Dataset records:
◆ ◆ ◆ ◆ ◆

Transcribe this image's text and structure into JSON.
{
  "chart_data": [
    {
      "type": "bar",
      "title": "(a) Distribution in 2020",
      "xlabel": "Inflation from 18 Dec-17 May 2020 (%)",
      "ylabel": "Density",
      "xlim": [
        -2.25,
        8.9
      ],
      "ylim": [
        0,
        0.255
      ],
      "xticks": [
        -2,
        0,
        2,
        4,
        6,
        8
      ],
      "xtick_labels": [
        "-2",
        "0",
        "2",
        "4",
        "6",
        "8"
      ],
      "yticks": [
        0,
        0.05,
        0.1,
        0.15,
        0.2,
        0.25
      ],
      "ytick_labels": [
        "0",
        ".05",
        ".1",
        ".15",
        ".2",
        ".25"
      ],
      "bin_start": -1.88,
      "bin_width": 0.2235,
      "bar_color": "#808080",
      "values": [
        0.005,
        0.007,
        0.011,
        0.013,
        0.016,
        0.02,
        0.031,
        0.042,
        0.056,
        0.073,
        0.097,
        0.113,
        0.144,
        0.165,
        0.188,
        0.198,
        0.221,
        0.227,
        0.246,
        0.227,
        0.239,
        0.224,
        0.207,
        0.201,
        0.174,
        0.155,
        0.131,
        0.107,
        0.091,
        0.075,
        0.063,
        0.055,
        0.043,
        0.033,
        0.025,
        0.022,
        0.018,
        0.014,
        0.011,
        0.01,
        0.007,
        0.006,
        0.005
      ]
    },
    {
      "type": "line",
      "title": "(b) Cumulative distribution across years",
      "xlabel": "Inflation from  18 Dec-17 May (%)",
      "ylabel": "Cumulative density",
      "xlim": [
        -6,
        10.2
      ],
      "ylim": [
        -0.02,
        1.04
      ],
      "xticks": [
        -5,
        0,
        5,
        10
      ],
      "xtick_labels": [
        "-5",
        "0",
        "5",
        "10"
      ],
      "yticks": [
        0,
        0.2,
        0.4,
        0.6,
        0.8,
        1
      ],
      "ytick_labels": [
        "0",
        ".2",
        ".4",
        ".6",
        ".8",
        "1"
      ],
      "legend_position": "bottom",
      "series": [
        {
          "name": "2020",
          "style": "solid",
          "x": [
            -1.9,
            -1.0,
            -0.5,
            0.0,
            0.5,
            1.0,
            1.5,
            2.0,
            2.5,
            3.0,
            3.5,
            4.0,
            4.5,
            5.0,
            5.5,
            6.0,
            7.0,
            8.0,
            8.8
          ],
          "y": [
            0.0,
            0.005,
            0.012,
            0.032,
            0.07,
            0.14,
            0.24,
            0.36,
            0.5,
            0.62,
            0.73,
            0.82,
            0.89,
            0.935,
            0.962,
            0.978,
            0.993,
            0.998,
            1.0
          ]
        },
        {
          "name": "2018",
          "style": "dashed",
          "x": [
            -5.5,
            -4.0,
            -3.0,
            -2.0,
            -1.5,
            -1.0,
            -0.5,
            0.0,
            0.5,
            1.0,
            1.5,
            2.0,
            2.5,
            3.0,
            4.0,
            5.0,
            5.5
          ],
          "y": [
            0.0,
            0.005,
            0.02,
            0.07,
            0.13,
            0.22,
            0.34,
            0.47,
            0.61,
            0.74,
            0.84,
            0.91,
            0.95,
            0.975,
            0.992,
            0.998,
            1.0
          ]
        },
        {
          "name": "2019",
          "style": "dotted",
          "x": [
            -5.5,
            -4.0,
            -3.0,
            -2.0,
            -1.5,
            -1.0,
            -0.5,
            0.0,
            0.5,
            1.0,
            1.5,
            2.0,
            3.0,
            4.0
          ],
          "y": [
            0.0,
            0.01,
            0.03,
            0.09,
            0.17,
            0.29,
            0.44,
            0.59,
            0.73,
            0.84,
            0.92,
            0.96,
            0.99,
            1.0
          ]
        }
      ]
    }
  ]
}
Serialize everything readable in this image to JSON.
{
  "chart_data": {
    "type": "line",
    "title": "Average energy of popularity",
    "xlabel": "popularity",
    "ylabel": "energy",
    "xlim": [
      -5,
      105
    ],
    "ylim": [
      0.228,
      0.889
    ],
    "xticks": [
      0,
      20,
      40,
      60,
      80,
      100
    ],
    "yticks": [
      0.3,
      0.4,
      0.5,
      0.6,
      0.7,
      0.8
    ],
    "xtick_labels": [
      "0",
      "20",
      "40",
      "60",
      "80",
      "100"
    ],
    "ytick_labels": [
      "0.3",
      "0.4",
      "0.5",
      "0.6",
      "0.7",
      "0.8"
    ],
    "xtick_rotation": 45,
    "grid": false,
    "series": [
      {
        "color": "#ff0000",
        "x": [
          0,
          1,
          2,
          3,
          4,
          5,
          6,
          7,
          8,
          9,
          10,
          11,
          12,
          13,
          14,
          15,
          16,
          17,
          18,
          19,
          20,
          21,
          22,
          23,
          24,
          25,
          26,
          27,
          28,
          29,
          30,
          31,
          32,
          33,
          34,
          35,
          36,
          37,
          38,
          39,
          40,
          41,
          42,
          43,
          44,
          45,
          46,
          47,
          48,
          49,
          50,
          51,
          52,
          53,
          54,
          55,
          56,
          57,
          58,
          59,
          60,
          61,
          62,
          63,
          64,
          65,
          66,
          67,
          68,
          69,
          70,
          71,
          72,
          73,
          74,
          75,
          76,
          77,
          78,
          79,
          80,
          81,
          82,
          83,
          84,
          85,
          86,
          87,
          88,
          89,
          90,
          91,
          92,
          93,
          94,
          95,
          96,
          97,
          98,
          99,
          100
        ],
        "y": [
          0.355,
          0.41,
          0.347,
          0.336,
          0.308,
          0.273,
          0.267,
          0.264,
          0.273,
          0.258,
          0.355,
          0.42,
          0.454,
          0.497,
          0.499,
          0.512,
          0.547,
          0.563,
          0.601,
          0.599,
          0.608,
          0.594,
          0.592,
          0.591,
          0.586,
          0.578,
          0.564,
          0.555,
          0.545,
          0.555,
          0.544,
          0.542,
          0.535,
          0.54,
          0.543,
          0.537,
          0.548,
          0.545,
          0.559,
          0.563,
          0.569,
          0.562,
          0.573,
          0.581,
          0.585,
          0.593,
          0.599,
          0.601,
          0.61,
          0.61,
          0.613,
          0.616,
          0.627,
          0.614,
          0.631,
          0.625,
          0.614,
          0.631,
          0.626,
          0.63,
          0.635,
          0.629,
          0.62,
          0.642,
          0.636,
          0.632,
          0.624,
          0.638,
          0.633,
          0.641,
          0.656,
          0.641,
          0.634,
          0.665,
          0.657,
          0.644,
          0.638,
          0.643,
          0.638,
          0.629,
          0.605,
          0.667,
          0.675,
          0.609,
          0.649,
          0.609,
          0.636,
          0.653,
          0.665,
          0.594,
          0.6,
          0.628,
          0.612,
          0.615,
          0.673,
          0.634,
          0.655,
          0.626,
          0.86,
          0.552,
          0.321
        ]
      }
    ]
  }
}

◆ ◆ ◆ ◆ ◆

§ **Required work**
Where a line of the material above holds the string "title", copy that line.

§ **The reply**
      "title": "(a) Distribution in 2020",
      "title": "(b) Cumulative distribution across years",
    "title": "Average energy of popularity",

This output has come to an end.